TASK GOAL – List all lines in the material below that contain "Cream".

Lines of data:
──────────────────────────────

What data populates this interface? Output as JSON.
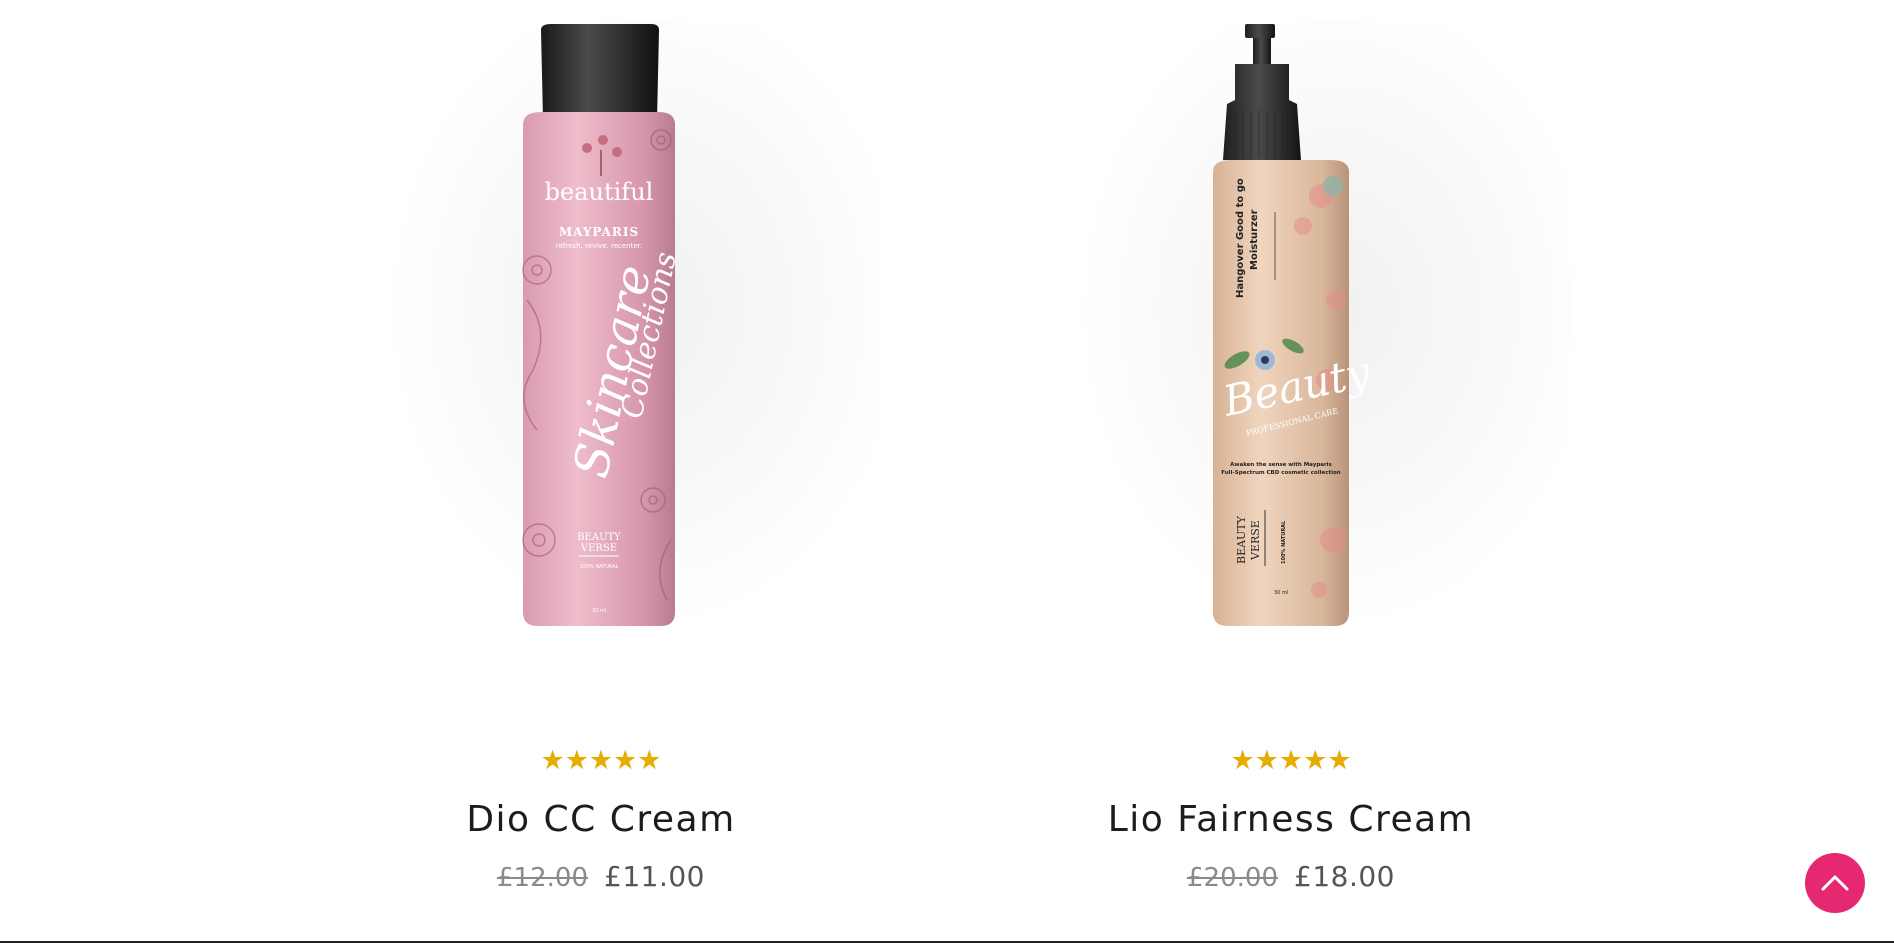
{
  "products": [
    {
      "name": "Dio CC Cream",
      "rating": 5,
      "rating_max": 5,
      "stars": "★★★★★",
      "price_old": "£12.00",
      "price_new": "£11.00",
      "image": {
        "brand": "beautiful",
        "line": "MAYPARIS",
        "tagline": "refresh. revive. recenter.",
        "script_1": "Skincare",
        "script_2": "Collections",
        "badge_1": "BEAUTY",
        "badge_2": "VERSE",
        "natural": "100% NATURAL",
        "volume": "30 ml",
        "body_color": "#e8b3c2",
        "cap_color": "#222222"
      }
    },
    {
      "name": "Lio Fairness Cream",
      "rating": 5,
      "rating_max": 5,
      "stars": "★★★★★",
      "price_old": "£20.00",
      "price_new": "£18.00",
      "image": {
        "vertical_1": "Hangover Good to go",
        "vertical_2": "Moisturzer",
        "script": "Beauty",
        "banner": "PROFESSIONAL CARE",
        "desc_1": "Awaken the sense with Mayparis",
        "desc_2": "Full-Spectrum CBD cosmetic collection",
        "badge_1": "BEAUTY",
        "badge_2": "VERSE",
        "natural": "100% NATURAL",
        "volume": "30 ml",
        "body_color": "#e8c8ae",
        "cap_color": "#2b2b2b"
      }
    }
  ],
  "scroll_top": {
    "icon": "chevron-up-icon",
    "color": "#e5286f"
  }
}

──────────────────────────────

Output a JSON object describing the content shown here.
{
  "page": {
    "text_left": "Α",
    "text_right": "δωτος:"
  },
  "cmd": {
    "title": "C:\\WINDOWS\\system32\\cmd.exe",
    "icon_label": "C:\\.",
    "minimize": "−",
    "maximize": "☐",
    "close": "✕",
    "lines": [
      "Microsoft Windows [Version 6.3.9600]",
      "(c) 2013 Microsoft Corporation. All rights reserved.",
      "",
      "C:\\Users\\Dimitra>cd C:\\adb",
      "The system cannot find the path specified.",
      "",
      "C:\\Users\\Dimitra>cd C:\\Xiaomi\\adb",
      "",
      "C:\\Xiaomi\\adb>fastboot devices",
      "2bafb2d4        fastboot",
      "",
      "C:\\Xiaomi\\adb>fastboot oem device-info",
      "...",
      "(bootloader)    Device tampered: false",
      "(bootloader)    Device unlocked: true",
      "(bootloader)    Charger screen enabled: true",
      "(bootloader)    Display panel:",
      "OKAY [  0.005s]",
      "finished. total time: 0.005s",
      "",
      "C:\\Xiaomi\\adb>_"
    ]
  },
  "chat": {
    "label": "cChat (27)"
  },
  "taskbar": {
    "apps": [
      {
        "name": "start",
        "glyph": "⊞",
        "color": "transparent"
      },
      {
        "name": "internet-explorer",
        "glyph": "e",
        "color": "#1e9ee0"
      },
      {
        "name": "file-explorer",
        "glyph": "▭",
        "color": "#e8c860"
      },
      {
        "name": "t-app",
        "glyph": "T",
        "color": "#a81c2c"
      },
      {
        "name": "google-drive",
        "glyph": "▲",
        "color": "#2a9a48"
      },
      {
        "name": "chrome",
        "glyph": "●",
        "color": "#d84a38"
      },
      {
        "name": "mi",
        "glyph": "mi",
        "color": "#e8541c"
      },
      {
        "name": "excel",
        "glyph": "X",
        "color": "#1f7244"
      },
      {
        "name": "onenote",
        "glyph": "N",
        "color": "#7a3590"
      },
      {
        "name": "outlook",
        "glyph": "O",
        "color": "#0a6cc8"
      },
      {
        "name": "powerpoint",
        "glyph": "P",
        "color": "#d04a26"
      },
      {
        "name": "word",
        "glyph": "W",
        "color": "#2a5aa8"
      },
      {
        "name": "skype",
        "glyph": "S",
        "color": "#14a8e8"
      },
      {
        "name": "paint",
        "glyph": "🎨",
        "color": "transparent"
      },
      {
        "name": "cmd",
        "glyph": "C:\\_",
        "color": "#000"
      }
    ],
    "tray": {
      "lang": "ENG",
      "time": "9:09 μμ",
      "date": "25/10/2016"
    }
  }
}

──────────────────────────────

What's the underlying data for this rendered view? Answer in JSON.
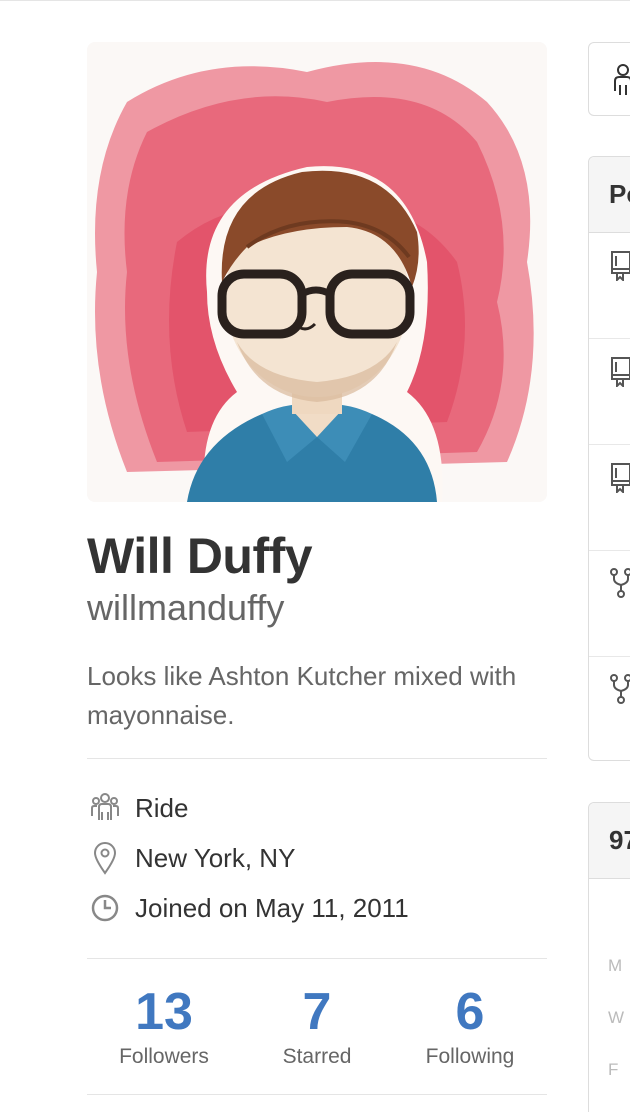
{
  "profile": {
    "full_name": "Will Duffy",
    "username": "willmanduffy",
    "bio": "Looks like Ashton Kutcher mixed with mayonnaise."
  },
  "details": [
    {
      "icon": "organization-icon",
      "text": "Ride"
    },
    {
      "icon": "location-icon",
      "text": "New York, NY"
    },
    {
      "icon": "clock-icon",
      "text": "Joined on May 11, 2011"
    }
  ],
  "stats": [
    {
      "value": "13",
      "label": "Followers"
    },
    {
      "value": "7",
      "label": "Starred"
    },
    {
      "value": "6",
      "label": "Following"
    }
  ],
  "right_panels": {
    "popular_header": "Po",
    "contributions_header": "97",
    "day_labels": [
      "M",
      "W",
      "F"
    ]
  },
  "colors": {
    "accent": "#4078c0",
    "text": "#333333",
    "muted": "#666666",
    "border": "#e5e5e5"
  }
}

──────────────────────────────

ANSWER BELOW –
      "name": "Dio CC Cream",
      "name": "Lio Fairness Cream",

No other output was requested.